Records for the task -

►

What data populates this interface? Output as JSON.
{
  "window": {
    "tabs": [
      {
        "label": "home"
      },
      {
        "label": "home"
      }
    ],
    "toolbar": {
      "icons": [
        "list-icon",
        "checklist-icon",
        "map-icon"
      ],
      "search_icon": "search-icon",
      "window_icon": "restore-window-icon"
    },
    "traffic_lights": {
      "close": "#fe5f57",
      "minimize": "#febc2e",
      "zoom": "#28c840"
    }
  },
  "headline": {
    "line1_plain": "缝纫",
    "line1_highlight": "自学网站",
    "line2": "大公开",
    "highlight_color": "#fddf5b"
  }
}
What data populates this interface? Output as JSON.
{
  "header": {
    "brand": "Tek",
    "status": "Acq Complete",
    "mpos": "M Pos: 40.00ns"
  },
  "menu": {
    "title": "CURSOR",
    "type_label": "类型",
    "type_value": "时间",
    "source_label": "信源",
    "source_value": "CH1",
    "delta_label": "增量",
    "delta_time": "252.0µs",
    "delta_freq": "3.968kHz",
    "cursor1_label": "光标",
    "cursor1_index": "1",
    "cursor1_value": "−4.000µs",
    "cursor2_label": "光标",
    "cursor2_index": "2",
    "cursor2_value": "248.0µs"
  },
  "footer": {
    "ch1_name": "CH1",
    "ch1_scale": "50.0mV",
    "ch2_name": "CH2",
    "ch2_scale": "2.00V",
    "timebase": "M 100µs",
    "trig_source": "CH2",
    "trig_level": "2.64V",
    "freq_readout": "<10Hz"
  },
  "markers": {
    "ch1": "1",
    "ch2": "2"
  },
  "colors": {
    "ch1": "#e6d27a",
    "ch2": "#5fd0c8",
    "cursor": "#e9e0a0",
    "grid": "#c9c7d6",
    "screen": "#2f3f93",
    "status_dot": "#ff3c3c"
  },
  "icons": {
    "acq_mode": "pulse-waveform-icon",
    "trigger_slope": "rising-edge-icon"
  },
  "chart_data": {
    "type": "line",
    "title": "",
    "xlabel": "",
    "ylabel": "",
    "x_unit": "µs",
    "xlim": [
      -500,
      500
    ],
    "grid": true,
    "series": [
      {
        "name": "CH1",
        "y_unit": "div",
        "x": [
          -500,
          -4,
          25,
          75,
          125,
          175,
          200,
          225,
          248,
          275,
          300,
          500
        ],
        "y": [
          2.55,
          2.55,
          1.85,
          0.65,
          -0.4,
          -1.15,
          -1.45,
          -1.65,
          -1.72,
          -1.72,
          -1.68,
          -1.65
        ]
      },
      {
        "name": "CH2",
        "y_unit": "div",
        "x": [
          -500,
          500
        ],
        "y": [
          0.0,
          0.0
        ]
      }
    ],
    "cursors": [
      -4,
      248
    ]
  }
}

◄

What you have to do - Repeat the material above in full, keeping every word.

Answer to the exercise -
What data populates this interface? Output as JSON.
{
  "window": {
    "tabs": [
      {
        "label": "home"
      },
      {
        "label": "home"
      }
    ],
    "toolbar": {
      "icons": [
        "list-icon",
        "checklist-icon",
        "map-icon"
      ],
      "search_icon": "search-icon",
      "window_icon": "restore-window-icon"
    },
    "traffic_lights": {
      "close": "#fe5f57",
      "minimize": "#febc2e",
      "zoom": "#28c840"
    }
  },
  "headline": {
    "line1_plain": "缝纫",
    "line1_highlight": "自学网站",
    "line2": "大公开",
    "highlight_color": "#fddf5b"
  }
}
What data populates this interface? Output as JSON.
{
  "header": {
    "brand": "Tek",
    "status": "Acq Complete",
    "mpos": "M Pos: 40.00ns"
  },
  "menu": {
    "title": "CURSOR",
    "type_label": "类型",
    "type_value": "时间",
    "source_label": "信源",
    "source_value": "CH1",
    "delta_label": "增量",
    "delta_time": "252.0µs",
    "delta_freq": "3.968kHz",
    "cursor1_label": "光标",
    "cursor1_index": "1",
    "cursor1_value": "−4.000µs",
    "cursor2_label": "光标",
    "cursor2_index": "2",
    "cursor2_value": "248.0µs"
  },
  "footer": {
    "ch1_name": "CH1",
    "ch1_scale": "50.0mV",
    "ch2_name": "CH2",
    "ch2_scale": "2.00V",
    "timebase": "M 100µs",
    "trig_source": "CH2",
    "trig_level": "2.64V",
    "freq_readout": "<10Hz"
  },
  "markers": {
    "ch1": "1",
    "ch2": "2"
  },
  "colors": {
    "ch1": "#e6d27a",
    "ch2": "#5fd0c8",
    "cursor": "#e9e0a0",
    "grid": "#c9c7d6",
    "screen": "#2f3f93",
    "status_dot": "#ff3c3c"
  },
  "icons": {
    "acq_mode": "pulse-waveform-icon",
    "trigger_slope": "rising-edge-icon"
  },
  "chart_data": {
    "type": "line",
    "title": "",
    "xlabel": "",
    "ylabel": "",
    "x_unit": "µs",
    "xlim": [
      -500,
      500
    ],
    "grid": true,
    "series": [
      {
        "name": "CH1",
        "y_unit": "div",
        "x": [
          -500,
          -4,
          25,
          75,
          125,
          175,
          200,
          225,
          248,
          275,
          300,
          500
        ],
        "y": [
          2.55,
          2.55,
          1.85,
          0.65,
          -0.4,
          -1.15,
          -1.45,
          -1.65,
          -1.72,
          -1.72,
          -1.68,
          -1.65
        ]
      },
      {
        "name": "CH2",
        "y_unit": "div",
        "x": [
          -500,
          500
        ],
        "y": [
          0.0,
          0.0
        ]
      }
    ],
    "cursors": [
      -4,
      248
    ]
  }
}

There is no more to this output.